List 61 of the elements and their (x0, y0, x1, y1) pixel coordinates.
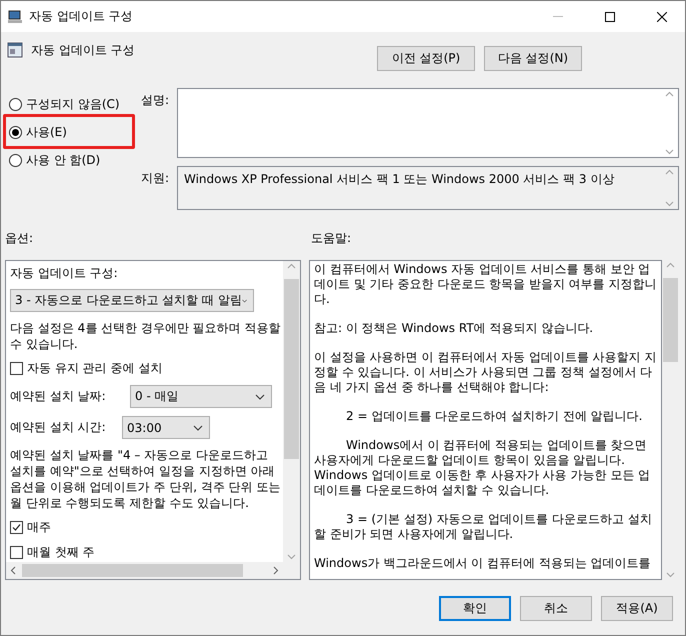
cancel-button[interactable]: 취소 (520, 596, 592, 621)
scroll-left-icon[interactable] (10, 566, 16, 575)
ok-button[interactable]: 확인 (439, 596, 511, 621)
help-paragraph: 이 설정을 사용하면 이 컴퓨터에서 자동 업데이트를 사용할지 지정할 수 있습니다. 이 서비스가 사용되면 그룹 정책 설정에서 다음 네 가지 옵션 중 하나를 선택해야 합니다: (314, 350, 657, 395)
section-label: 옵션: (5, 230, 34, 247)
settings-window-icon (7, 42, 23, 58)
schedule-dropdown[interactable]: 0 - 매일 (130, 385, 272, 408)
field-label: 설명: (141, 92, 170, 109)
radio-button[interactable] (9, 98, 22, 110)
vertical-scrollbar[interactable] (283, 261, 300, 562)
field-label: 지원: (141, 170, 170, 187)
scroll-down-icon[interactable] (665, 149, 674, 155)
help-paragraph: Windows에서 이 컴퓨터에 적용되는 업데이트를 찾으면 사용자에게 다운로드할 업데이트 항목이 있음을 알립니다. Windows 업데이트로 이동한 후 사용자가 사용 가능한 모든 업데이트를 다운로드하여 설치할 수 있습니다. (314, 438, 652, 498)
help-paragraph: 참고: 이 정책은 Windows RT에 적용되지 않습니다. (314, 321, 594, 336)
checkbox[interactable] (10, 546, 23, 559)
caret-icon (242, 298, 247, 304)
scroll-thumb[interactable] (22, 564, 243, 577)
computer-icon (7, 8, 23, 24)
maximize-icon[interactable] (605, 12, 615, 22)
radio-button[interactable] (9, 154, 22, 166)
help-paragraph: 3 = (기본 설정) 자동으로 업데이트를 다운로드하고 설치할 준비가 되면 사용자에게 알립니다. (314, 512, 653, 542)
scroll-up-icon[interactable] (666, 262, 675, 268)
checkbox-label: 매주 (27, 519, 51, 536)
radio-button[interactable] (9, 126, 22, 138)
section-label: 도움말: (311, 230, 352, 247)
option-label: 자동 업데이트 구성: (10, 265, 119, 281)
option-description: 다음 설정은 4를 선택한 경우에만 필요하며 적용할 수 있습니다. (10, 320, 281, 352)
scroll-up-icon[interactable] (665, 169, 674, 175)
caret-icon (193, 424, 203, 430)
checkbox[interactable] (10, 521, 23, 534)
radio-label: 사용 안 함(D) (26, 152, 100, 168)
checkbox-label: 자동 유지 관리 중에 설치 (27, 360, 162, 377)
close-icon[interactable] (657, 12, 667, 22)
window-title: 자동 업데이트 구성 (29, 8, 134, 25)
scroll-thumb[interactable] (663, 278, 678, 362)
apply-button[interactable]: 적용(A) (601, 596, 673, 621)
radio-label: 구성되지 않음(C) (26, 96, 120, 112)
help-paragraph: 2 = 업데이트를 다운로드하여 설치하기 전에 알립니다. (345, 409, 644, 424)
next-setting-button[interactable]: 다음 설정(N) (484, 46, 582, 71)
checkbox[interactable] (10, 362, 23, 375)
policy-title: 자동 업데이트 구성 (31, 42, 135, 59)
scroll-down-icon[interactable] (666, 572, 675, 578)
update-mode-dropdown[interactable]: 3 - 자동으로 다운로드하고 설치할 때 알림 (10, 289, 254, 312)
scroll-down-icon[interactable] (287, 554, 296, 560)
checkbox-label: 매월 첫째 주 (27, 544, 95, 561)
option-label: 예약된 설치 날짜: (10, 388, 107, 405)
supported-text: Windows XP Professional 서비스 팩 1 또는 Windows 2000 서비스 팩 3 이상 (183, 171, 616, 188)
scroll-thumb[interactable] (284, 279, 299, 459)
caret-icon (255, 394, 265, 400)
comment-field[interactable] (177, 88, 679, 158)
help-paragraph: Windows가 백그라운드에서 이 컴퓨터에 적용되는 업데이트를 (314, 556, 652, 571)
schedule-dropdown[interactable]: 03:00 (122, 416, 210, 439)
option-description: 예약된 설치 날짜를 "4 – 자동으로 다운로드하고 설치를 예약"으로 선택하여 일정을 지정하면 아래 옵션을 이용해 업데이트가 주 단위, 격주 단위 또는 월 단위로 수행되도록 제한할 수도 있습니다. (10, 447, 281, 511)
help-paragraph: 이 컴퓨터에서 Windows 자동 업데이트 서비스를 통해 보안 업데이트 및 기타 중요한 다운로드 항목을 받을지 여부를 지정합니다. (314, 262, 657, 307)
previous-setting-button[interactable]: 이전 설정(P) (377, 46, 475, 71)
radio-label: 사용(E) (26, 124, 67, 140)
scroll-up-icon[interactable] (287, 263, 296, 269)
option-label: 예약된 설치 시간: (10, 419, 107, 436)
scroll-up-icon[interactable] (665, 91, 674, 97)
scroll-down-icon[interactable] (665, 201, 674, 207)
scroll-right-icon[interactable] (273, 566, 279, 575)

================================

→ Exercise brief: Format each line of the listing above as a JSON list of strings, one string per line, with blank lines skipped and the picture left out.

→ Solution to the exercise:
[
  "List 61 of the elements and their (x0, y0, x1, y1) pixel coordinates.",
  "cancel-button[interactable]: 취소 (520, 596, 592, 621)",
  "scroll-left-icon[interactable] (10, 566, 16, 575)",
  "ok-button[interactable]: 확인 (439, 596, 511, 621)",
  "help-paragraph: 이 설정을 사용하면 이 컴퓨터에서 자동 업데이트를 사용할지 지정할 수 있습니다. 이 서비스가 사용되면 그룹 정책 설정에서 다음 네 가지 옵션 중 하나를 선택해야 합니다: (314, 350, 657, 395)",
  "section-label: 옵션: (5, 230, 34, 247)",
  "settings-window-icon (7, 42, 23, 58)",
  "schedule-dropdown[interactable]: 0 - 매일 (130, 385, 272, 408)",
  "field-label: 설명: (141, 92, 170, 109)",
  "radio-button[interactable] (9, 98, 22, 110)",
  "vertical-scrollbar[interactable] (283, 261, 300, 562)",
  "field-label: 지원: (141, 170, 170, 187)",
  "scroll-down-icon[interactable] (665, 149, 674, 155)",
  "help-paragraph: Windows에서 이 컴퓨터에 적용되는 업데이트를 찾으면 사용자에게 다운로드할 업데이트 항목이 있음을 알립니다. Windows 업데이트로 이동한 후 사용자가 사용 가능한 모든 업데이트를 다운로드하여 설치할 수 있습니다. (314, 438, 652, 498)",
  "help-paragraph: 참고: 이 정책은 Windows RT에 적용되지 않습니다. (314, 321, 594, 336)",
  "checkbox[interactable] (10, 546, 23, 559)",
  "caret-icon (242, 298, 247, 304)",
  "scroll-thumb[interactable] (22, 564, 243, 577)",
  "computer-icon (7, 8, 23, 24)",
  "maximize-icon[interactable] (605, 12, 615, 22)",
  "radio-button[interactable] (9, 154, 22, 166)",
  "help-paragraph: 3 = (기본 설정) 자동으로 업데이트를 다운로드하고 설치할 준비가 되면 사용자에게 알립니다. (314, 512, 653, 542)",
  "scroll-up-icon[interactable] (666, 262, 675, 268)",
  "checkbox-label: 매주 (27, 519, 51, 536)",
  "radio-button[interactable] (9, 126, 22, 138)",
  "section-label: 도움말: (311, 230, 352, 247)",
  "option-label: 자동 업데이트 구성: (10, 265, 119, 281)",
  "option-description: 다음 설정은 4를 선택한 경우에만 필요하며 적용할 수 있습니다. (10, 320, 281, 352)",
  "scroll-up-icon[interactable] (665, 169, 674, 175)",
  "caret-icon (193, 424, 203, 430)",
  "checkbox[interactable] (10, 521, 23, 534)",
  "radio-label: 사용 안 함(D) (26, 152, 100, 168)",
  "checkbox-label: 자동 유지 관리 중에 설치 (27, 360, 162, 377)",
  "close-icon[interactable] (657, 12, 667, 22)",
  "window-title: 자동 업데이트 구성 (29, 8, 134, 25)",
  "scroll-thumb[interactable] (663, 278, 678, 362)",
  "apply-button[interactable]: 적용(A) (601, 596, 673, 621)",
  "radio-label: 구성되지 않음(C) (26, 96, 120, 112)",
  "help-paragraph: 2 = 업데이트를 다운로드하여 설치하기 전에 알립니다. (345, 409, 644, 424)",
  "next-setting-button[interactable]: 다음 설정(N) (484, 46, 582, 71)",
  "checkbox[interactable] (10, 362, 23, 375)",
  "policy-title: 자동 업데이트 구성 (31, 42, 135, 59)",
  "scroll-down-icon[interactable] (666, 572, 675, 578)",
  "update-mode-dropdown[interactable]: 3 - 자동으로 다운로드하고 설치할 때 알림 (10, 289, 254, 312)",
  "scroll-down-icon[interactable] (287, 554, 296, 560)",
  "checkbox-label: 매월 첫째 주 (27, 544, 95, 561)",
  "option-label: 예약된 설치 날짜: (10, 388, 107, 405)",
  "supported-text: Windows XP Professional 서비스 팩 1 또는 Windows 2000 서비스 팩 3 이상 (183, 171, 616, 188)",
  "scroll-thumb[interactable] (284, 279, 299, 459)",
  "caret-icon (255, 394, 265, 400)",
  "comment-field[interactable] (177, 88, 679, 158)",
  "help-paragraph: Windows가 백그라운드에서 이 컴퓨터에 적용되는 업데이트를 (314, 556, 652, 571)",
  "schedule-dropdown[interactable]: 03:00 (122, 416, 210, 439)",
  "option-description: 예약된 설치 날짜를 \"4 – 자동으로 다운로드하고 설치를 예약\"으로 선택하여 일정을 지정하면 아래 옵션을 이용해 업데이트가 주 단위, 격주 단위 또는 월 단위로 수행되도록 제한할 수도 있습니다. (10, 447, 281, 511)",
  "help-paragraph: 이 컴퓨터에서 Windows 자동 업데이트 서비스를 통해 보안 업데이트 및 기타 중요한 다운로드 항목을 받을지 여부를 지정합니다. (314, 262, 657, 307)",
  "previous-setting-button[interactable]: 이전 설정(P) (377, 46, 475, 71)",
  "radio-label: 사용(E) (26, 124, 67, 140)",
  "scroll-up-icon[interactable] (287, 263, 296, 269)",
  "option-label: 예약된 설치 시간: (10, 419, 107, 436)",
  "scroll-up-icon[interactable] (665, 91, 674, 97)",
  "scroll-down-icon[interactable] (665, 201, 674, 207)",
  "scroll-right-icon[interactable] (273, 566, 279, 575)"
]